━━ RECORDS TO PROCESS

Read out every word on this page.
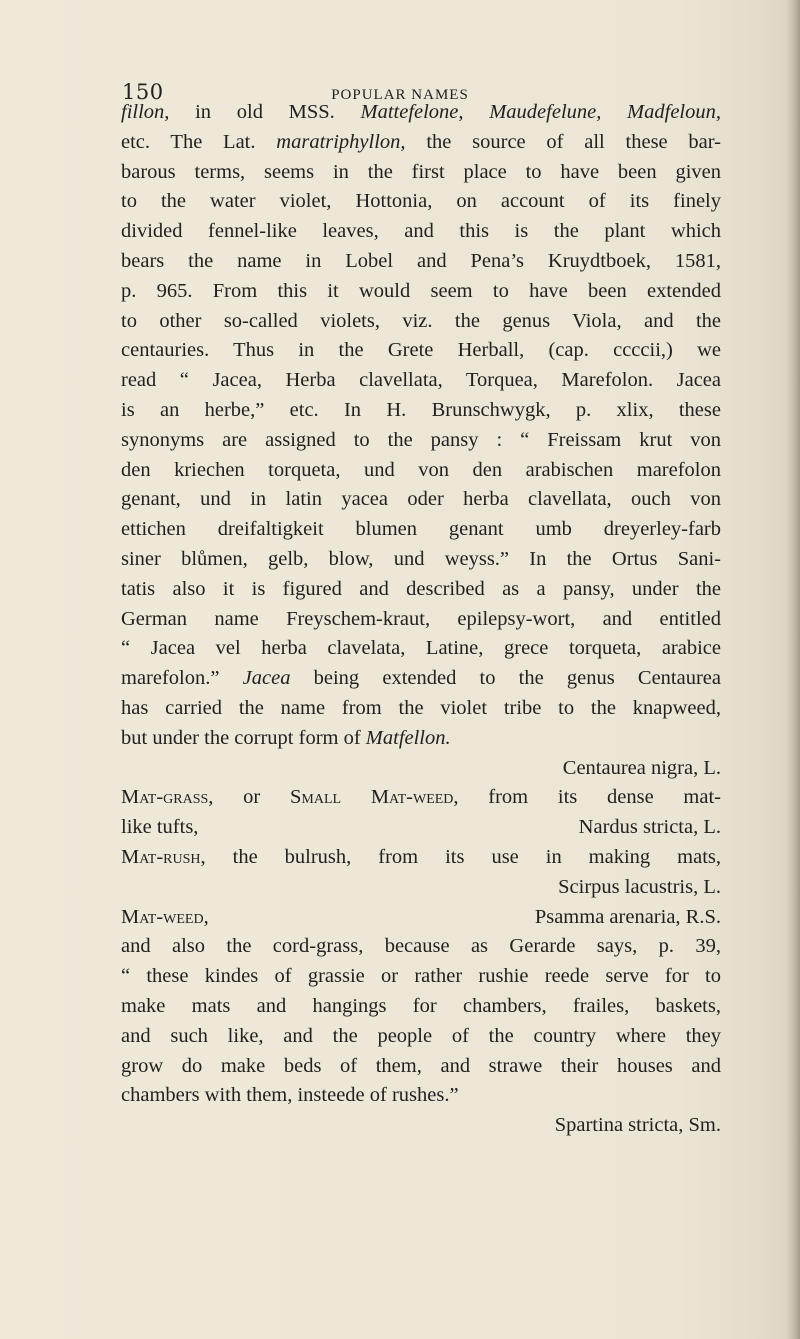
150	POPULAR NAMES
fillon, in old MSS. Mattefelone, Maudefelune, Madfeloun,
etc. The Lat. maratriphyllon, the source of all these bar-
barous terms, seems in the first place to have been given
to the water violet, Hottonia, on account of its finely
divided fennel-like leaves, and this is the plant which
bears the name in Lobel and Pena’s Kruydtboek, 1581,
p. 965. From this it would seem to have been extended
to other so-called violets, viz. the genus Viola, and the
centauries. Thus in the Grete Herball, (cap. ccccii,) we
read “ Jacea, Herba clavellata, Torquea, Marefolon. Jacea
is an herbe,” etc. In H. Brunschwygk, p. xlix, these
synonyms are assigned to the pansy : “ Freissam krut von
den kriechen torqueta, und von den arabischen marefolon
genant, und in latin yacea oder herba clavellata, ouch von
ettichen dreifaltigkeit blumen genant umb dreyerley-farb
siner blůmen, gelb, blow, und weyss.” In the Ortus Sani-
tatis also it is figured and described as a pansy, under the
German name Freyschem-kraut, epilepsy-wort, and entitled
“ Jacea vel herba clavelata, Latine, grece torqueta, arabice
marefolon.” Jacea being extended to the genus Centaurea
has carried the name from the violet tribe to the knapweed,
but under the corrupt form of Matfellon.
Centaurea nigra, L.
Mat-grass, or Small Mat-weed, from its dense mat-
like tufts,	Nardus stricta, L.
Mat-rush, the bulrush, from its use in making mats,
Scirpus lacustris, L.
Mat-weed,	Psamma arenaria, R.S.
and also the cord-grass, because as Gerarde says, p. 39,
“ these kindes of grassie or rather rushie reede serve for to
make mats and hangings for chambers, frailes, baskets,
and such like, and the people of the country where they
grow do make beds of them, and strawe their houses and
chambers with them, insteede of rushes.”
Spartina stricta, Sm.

━━━━
━━ RECORDS TO PROCESS

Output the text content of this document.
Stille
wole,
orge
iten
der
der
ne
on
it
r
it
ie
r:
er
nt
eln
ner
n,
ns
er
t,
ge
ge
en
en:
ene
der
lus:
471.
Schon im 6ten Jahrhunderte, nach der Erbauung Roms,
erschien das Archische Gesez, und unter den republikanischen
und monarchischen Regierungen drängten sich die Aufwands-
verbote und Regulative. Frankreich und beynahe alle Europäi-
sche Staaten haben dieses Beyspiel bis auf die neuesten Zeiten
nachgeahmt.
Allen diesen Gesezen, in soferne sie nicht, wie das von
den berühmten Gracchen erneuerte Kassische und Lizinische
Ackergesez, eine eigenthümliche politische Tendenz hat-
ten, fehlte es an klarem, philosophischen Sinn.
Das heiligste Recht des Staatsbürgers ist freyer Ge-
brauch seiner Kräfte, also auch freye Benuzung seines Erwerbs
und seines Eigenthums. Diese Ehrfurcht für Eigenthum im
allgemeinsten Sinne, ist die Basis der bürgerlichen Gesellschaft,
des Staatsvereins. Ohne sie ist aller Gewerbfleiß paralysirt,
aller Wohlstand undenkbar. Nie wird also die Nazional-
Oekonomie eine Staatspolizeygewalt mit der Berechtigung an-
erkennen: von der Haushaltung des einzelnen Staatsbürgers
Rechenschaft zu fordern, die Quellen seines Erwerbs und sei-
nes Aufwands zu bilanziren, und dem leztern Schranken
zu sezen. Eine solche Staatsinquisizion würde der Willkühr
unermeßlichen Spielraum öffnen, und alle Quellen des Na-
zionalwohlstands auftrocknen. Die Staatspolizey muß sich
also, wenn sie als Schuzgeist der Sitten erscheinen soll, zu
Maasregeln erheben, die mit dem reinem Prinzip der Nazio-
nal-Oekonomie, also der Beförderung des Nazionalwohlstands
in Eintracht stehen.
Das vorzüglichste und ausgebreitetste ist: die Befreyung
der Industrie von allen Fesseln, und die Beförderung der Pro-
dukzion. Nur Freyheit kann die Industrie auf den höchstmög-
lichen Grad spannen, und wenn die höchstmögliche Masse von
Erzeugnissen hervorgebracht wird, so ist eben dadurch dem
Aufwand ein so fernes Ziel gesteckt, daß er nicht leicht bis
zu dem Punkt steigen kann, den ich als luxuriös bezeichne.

━━━━

• JOB: Find the lines containing "pansy" and list every one of them.

• ANSWER BELOW:
synonyms are assigned to the pansy : “ Freissam krut von
tatis also it is figured and described as a pansy, under the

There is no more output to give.